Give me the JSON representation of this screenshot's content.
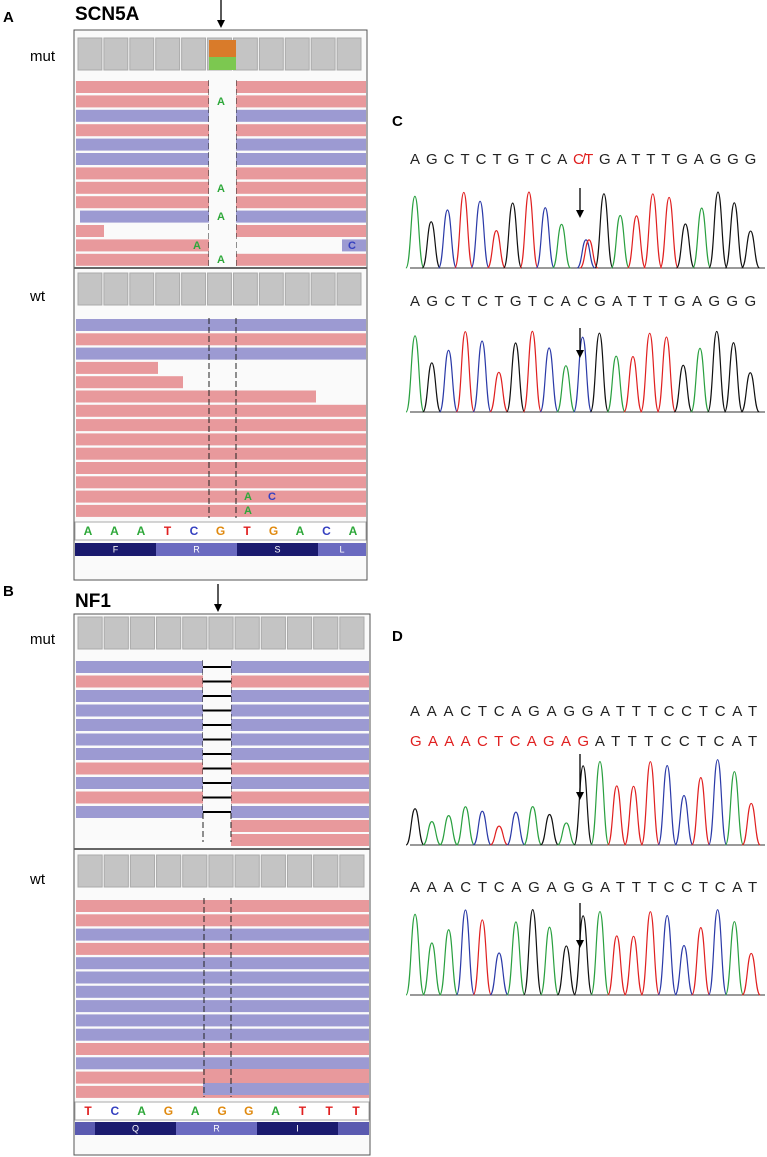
{
  "figure": {
    "panel_a": {
      "label": "A",
      "gene": "SCN5A",
      "mut_label": "mut",
      "wt_label": "wt",
      "mut_mismatches": [
        "A",
        "A",
        "A",
        "A",
        "C",
        "A"
      ],
      "wt_mismatches": [
        "A",
        "C",
        "A"
      ],
      "reference": [
        "A",
        "A",
        "A",
        "T",
        "C",
        "G",
        "T",
        "G",
        "A",
        "C",
        "A"
      ],
      "amino_acids": [
        "F",
        "R",
        "S",
        "L"
      ]
    },
    "panel_b": {
      "label": "B",
      "gene": "NF1",
      "mut_label": "mut",
      "wt_label": "wt",
      "reference": [
        "T",
        "C",
        "A",
        "G",
        "A",
        "G",
        "G",
        "A",
        "T",
        "T",
        "T"
      ],
      "amino_acids": [
        "Q",
        "R",
        "I"
      ]
    },
    "panel_c": {
      "label": "C",
      "sequences": [
        {
          "parts": [
            {
              "text": "AGCTCTGTCA",
              "color": "#222222"
            },
            {
              "text": "C/T",
              "color": "#e02020"
            },
            {
              "text": "GATTTGAGGG",
              "color": "#222222"
            }
          ]
        },
        {
          "parts": [
            {
              "text": "AGCTCTGTCACGATTTGAGGG",
              "color": "#222222"
            }
          ]
        }
      ]
    },
    "panel_d": {
      "label": "D",
      "sequences": [
        {
          "parts": [
            {
              "text": "AAACTCAGAGGATTTCCTCAT",
              "color": "#222222"
            }
          ]
        },
        {
          "parts": [
            {
              "text": "GAAACTCAGAG",
              "color": "#e02020"
            },
            {
              "text": "ATTTCCTCAT",
              "color": "#222222"
            }
          ]
        },
        {
          "parts": [
            {
              "text": "AAACTCAGAGGATTTCCTCAT",
              "color": "#222222"
            }
          ]
        }
      ]
    }
  }
}
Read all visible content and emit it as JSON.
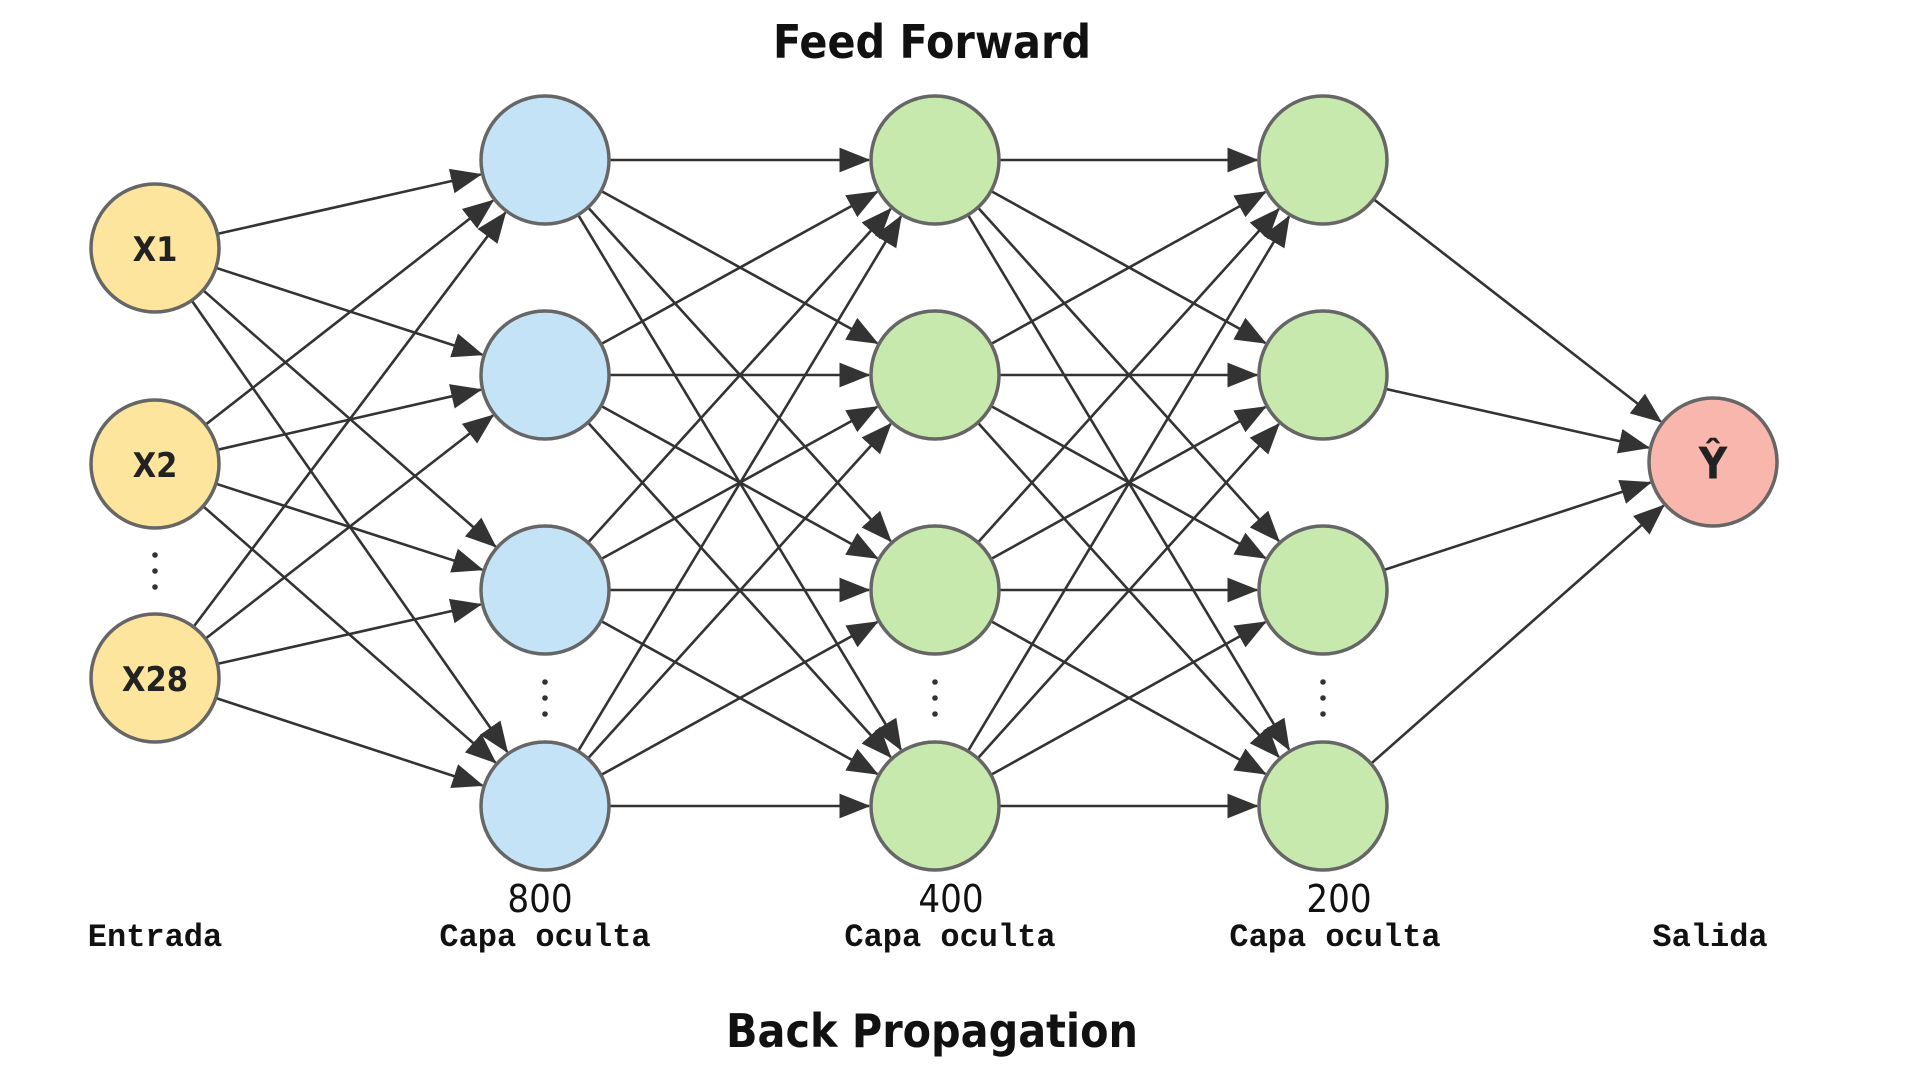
{
  "diagram": {
    "top_title": "Feed Forward",
    "bottom_title": "Back Propagation",
    "colors": {
      "input": "#fde59e",
      "hidden_1": "#c5e3f6",
      "hidden_2": "#c8e9ad",
      "hidden_3": "#c8e9ad",
      "output": "#f9b6ad",
      "edge": "#333333",
      "node_border": "#666666"
    },
    "layers": [
      {
        "id": "input",
        "count": "",
        "label": "Entrada",
        "nodes": [
          "X1",
          "X2",
          "X28"
        ],
        "ellipsis_after": 1
      },
      {
        "id": "hidden_1",
        "count": "800",
        "label": "Capa oculta",
        "nodes": [
          "",
          "",
          "",
          ""
        ],
        "ellipsis_after": 2
      },
      {
        "id": "hidden_2",
        "count": "400",
        "label": "Capa oculta",
        "nodes": [
          "",
          "",
          "",
          ""
        ],
        "ellipsis_after": 2
      },
      {
        "id": "hidden_3",
        "count": "200",
        "label": "Capa oculta",
        "nodes": [
          "",
          "",
          "",
          ""
        ],
        "ellipsis_after": 2
      },
      {
        "id": "output",
        "count": "",
        "label": "Salida",
        "nodes": [
          "Ŷ"
        ],
        "ellipsis_after": -1
      }
    ]
  }
}
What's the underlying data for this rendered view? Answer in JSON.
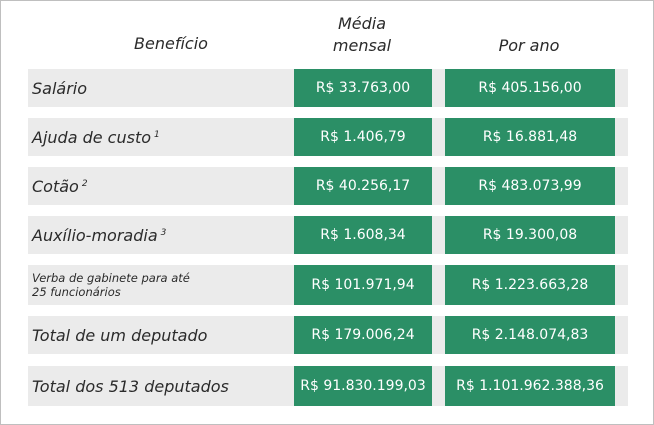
{
  "headers": {
    "benefit": "Benefício",
    "monthly_line1": "Média",
    "monthly_line2": "mensal",
    "yearly": "Por ano"
  },
  "rows": [
    {
      "label": "Salário",
      "note": "",
      "monthly": "R$ 33.763,00",
      "yearly": "R$ 405.156,00"
    },
    {
      "label": "Ajuda de custo",
      "note": "1",
      "monthly": "R$ 1.406,79",
      "yearly": "R$ 16.881,48"
    },
    {
      "label": "Cotão",
      "note": "2",
      "monthly": "R$ 40.256,17",
      "yearly": "R$ 483.073,99"
    },
    {
      "label": "Auxílio-moradia",
      "note": "3",
      "monthly": "R$ 1.608,34",
      "yearly": "R$ 19.300,08"
    },
    {
      "label_line1": "Verba de gabinete para até",
      "label_line2": "25 funcionários",
      "monthly": "R$ 101.971,94",
      "yearly": "R$ 1.223.663,28"
    },
    {
      "label": "Total de um deputado",
      "note": "",
      "monthly": "R$ 179.006,24",
      "yearly": "R$ 2.148.074,83"
    },
    {
      "label": "Total dos 513 deputados",
      "note": "",
      "monthly": "R$ 91.830.199,03",
      "yearly": "R$ 1.101.962.388,36"
    }
  ],
  "colors": {
    "value_cell_bg": "#2b8f66",
    "row_bg": "#ebebeb",
    "text": "#2b2b2b"
  }
}
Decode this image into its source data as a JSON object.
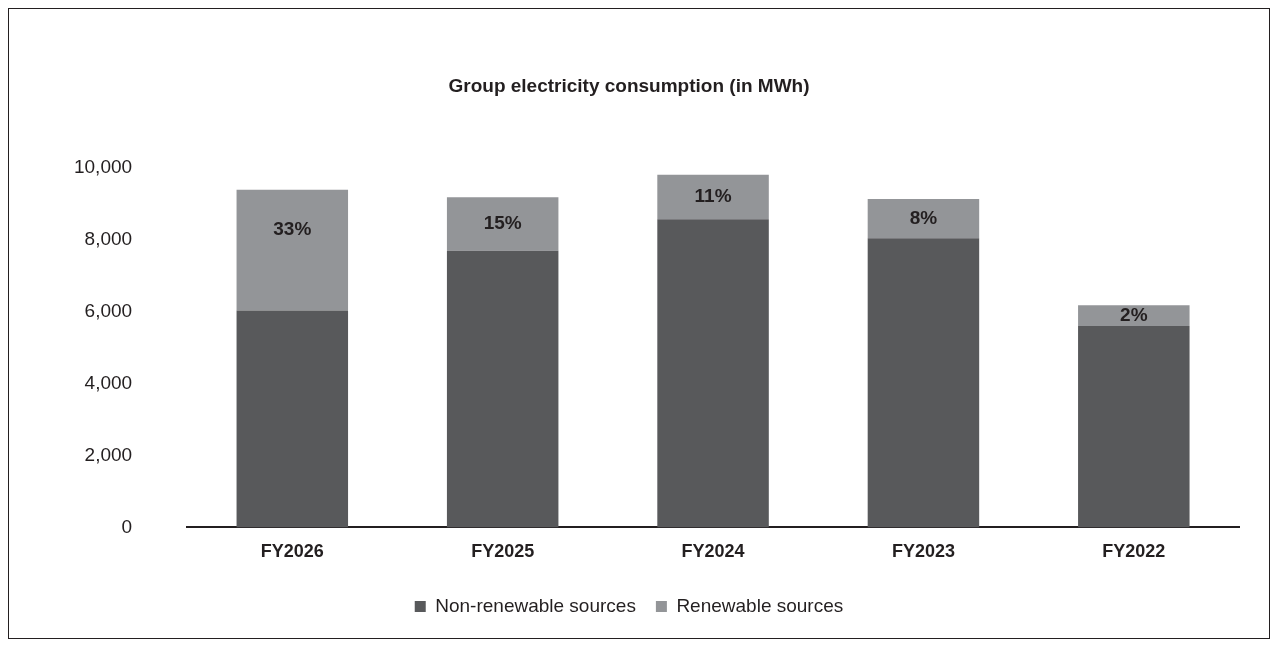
{
  "chart_data": {
    "type": "bar",
    "title": "Group electricity consumption (in MWh)",
    "categories": [
      "FY2026",
      "FY2025",
      "FY2024",
      "FY2023",
      "FY2022"
    ],
    "stacked": true,
    "series": [
      {
        "name": "Non-renewable sources",
        "color": "#58595b",
        "values": [
          6030,
          7690,
          8570,
          8040,
          5600
        ]
      },
      {
        "name": "Renewable sources",
        "color": "#939598",
        "values": [
          3360,
          1490,
          1240,
          1090,
          580
        ]
      }
    ],
    "annotations": [
      "33%",
      "15%",
      "11%",
      "8%",
      "2%"
    ],
    "ylim": [
      0,
      10000
    ],
    "yticks": [
      {
        "value": 0,
        "label": "0"
      },
      {
        "value": 2000,
        "label": "2,000"
      },
      {
        "value": 4000,
        "label": "4,000"
      },
      {
        "value": 6000,
        "label": "6,000"
      },
      {
        "value": 8000,
        "label": "8,000"
      },
      {
        "value": 10000,
        "label": "10,000"
      }
    ],
    "grid": false,
    "legend": "bottom"
  }
}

--*--

» **What you have to do**: Return each line from the material above exactly, but not the pictures.

» **Completed exercise**:
Give me the JSON representation of this screenshot's content.
{
  "figure": {
    "panel_a": {
      "label": "A",
      "gene": "SCN5A",
      "mut_label": "mut",
      "wt_label": "wt",
      "mut_mismatches": [
        "A",
        "A",
        "A",
        "A",
        "C",
        "A"
      ],
      "wt_mismatches": [
        "A",
        "C",
        "A"
      ],
      "reference": [
        "A",
        "A",
        "A",
        "T",
        "C",
        "G",
        "T",
        "G",
        "A",
        "C",
        "A"
      ],
      "amino_acids": [
        "F",
        "R",
        "S",
        "L"
      ]
    },
    "panel_b": {
      "label": "B",
      "gene": "NF1",
      "mut_label": "mut",
      "wt_label": "wt",
      "reference": [
        "T",
        "C",
        "A",
        "G",
        "A",
        "G",
        "G",
        "A",
        "T",
        "T",
        "T"
      ],
      "amino_acids": [
        "Q",
        "R",
        "I"
      ]
    },
    "panel_c": {
      "label": "C",
      "sequences": [
        {
          "parts": [
            {
              "text": "AGCTCTGTCA",
              "color": "#222222"
            },
            {
              "text": "C/T",
              "color": "#e02020"
            },
            {
              "text": "GATTTGAGGG",
              "color": "#222222"
            }
          ]
        },
        {
          "parts": [
            {
              "text": "AGCTCTGTCACGATTTGAGGG",
              "color": "#222222"
            }
          ]
        }
      ]
    },
    "panel_d": {
      "label": "D",
      "sequences": [
        {
          "parts": [
            {
              "text": "AAACTCAGAGGATTTCCTCAT",
              "color": "#222222"
            }
          ]
        },
        {
          "parts": [
            {
              "text": "GAAACTCAGAG",
              "color": "#e02020"
            },
            {
              "text": "ATTTCCTCAT",
              "color": "#222222"
            }
          ]
        },
        {
          "parts": [
            {
              "text": "AAACTCAGAGGATTTCCTCAT",
              "color": "#222222"
            }
          ]
        }
      ]
    }
  }
}
Read all visible content and emit it as JSON.
{
  "diagram": {
    "top_title": "Feed Forward",
    "bottom_title": "Back Propagation",
    "colors": {
      "input": "#fde59e",
      "hidden_1": "#c5e3f6",
      "hidden_2": "#c8e9ad",
      "hidden_3": "#c8e9ad",
      "output": "#f9b6ad",
      "edge": "#333333",
      "node_border": "#666666"
    },
    "layers": [
      {
        "id": "input",
        "count": "",
        "label": "Entrada",
        "nodes": [
          "X1",
          "X2",
          "X28"
        ],
        "ellipsis_after": 1
      },
      {
        "id": "hidden_1",
        "count": "800",
        "label": "Capa oculta",
        "nodes": [
          "",
          "",
          "",
          ""
        ],
        "ellipsis_after": 2
      },
      {
        "id": "hidden_2",
        "count": "400",
        "label": "Capa oculta",
        "nodes": [
          "",
          "",
          "",
          ""
        ],
        "ellipsis_after": 2
      },
      {
        "id": "hidden_3",
        "count": "200",
        "label": "Capa oculta",
        "nodes": [
          "",
          "",
          "",
          ""
        ],
        "ellipsis_after": 2
      },
      {
        "id": "output",
        "count": "",
        "label": "Salida",
        "nodes": [
          "Ŷ"
        ],
        "ellipsis_after": -1
      }
    ]
  }
}
What's the underlying data for this rendered view? Answer in JSON.
{
  "headers": {
    "benefit": "Benefício",
    "monthly_line1": "Média",
    "monthly_line2": "mensal",
    "yearly": "Por ano"
  },
  "rows": [
    {
      "label": "Salário",
      "note": "",
      "monthly": "R$ 33.763,00",
      "yearly": "R$ 405.156,00"
    },
    {
      "label": "Ajuda de custo",
      "note": "1",
      "monthly": "R$ 1.406,79",
      "yearly": "R$ 16.881,48"
    },
    {
      "label": "Cotão",
      "note": "2",
      "monthly": "R$ 40.256,17",
      "yearly": "R$ 483.073,99"
    },
    {
      "label": "Auxílio-moradia",
      "note": "3",
      "monthly": "R$ 1.608,34",
      "yearly": "R$ 19.300,08"
    },
    {
      "label_line1": "Verba de gabinete para até",
      "label_line2": "25 funcionários",
      "monthly": "R$ 101.971,94",
      "yearly": "R$ 1.223.663,28"
    },
    {
      "label": "Total de um deputado",
      "note": "",
      "monthly": "R$ 179.006,24",
      "yearly": "R$ 2.148.074,83"
    },
    {
      "label": "Total dos 513 deputados",
      "note": "",
      "monthly": "R$ 91.830.199,03",
      "yearly": "R$ 1.101.962.388,36"
    }
  ],
  "colors": {
    "value_cell_bg": "#2b8f66",
    "row_bg": "#ebebeb",
    "text": "#2b2b2b"
  }
}
Decode this image into its source data as a JSON object.
{
  "chart_data": {
    "type": "bar",
    "title": "Group electricity consumption (in MWh)",
    "categories": [
      "FY2026",
      "FY2025",
      "FY2024",
      "FY2023",
      "FY2022"
    ],
    "stacked": true,
    "series": [
      {
        "name": "Non-renewable sources",
        "color": "#58595b",
        "values": [
          6030,
          7690,
          8570,
          8040,
          5600
        ]
      },
      {
        "name": "Renewable sources",
        "color": "#939598",
        "values": [
          3360,
          1490,
          1240,
          1090,
          580
        ]
      }
    ],
    "annotations": [
      "33%",
      "15%",
      "11%",
      "8%",
      "2%"
    ],
    "ylim": [
      0,
      10000
    ],
    "yticks": [
      {
        "value": 0,
        "label": "0"
      },
      {
        "value": 2000,
        "label": "2,000"
      },
      {
        "value": 4000,
        "label": "4,000"
      },
      {
        "value": 6000,
        "label": "6,000"
      },
      {
        "value": 8000,
        "label": "8,000"
      },
      {
        "value": 10000,
        "label": "10,000"
      }
    ],
    "grid": false,
    "legend": "bottom"
  }
}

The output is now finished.